■ **Exercise goal**:
Search the data below for the string "TheProfosist". Extract every line that contains it.

====== Material for this task

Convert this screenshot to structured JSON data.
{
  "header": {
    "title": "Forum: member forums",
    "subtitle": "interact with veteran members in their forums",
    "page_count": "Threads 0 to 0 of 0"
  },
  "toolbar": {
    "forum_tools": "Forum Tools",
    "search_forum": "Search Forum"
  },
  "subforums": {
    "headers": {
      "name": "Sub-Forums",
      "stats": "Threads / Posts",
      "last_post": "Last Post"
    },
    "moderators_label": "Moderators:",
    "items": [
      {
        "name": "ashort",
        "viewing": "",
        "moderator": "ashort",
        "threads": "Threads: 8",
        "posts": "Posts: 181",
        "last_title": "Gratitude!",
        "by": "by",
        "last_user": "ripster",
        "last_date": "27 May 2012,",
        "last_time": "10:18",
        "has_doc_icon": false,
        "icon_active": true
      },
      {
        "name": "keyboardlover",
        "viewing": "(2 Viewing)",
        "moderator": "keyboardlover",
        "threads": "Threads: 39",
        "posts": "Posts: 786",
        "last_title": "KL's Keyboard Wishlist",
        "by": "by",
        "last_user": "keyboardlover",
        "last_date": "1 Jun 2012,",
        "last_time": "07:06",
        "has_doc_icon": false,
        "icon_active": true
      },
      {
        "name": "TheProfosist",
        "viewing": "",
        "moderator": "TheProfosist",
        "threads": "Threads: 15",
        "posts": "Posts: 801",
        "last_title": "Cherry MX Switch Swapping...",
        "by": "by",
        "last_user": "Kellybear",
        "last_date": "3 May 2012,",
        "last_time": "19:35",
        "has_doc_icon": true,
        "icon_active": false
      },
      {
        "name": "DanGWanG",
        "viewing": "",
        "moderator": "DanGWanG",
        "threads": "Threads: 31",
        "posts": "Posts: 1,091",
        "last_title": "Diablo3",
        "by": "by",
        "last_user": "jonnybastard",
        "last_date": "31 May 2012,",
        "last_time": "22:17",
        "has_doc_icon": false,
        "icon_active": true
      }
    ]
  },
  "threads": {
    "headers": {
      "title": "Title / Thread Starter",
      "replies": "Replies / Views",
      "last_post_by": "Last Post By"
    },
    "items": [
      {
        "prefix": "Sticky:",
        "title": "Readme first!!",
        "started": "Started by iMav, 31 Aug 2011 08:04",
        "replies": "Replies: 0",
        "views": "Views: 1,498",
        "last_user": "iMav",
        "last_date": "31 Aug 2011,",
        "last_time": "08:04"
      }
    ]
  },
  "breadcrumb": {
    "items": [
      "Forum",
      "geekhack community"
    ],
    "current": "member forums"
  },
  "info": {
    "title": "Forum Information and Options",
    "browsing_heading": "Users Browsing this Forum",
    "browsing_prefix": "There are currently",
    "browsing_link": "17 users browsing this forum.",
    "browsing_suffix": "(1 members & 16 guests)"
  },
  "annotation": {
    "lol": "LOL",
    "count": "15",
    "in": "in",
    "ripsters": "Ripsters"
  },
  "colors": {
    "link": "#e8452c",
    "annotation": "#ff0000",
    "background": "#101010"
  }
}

============

■ **Completed exercise**:
        "name": "TheProfosist",
        "moderator": "TheProfosist",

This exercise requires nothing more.